● AIM OF THE TASK
How many lines in the entries below contain "image"? Answer with the number only.

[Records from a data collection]

----

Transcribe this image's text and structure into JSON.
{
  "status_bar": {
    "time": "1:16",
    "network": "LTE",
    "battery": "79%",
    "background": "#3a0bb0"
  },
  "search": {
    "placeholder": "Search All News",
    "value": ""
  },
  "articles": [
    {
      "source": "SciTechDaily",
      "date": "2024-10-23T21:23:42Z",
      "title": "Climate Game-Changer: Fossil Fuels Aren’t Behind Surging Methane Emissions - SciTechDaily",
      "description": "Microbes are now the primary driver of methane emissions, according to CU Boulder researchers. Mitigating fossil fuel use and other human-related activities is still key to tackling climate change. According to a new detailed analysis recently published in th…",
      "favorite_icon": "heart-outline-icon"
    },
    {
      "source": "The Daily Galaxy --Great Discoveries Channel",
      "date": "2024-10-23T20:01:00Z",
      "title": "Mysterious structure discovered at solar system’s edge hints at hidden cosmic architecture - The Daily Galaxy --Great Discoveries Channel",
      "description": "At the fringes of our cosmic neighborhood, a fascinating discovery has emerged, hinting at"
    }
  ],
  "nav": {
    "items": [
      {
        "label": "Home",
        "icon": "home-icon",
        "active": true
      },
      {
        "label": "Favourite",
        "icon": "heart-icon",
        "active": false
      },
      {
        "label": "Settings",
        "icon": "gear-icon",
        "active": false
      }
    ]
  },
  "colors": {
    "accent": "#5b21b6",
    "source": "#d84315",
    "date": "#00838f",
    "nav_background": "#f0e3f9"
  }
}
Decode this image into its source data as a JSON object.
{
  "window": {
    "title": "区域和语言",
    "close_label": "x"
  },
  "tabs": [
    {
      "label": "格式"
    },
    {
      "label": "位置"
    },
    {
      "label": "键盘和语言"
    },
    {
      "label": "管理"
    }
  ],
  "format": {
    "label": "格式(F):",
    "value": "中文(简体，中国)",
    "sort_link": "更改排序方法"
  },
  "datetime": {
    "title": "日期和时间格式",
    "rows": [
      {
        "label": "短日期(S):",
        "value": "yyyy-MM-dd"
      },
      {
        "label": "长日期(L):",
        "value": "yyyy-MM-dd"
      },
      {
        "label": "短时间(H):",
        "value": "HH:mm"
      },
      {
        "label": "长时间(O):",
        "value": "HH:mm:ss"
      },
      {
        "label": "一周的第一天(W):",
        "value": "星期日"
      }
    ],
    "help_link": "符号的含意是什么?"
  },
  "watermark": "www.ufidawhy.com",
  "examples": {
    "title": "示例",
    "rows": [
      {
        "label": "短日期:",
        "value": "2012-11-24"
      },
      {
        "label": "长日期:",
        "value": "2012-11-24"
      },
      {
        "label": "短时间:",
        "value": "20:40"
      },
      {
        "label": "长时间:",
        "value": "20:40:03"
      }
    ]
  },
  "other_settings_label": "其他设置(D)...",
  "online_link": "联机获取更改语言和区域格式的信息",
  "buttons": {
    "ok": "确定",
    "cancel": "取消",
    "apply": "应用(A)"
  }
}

----

● WORKED ANSWER
2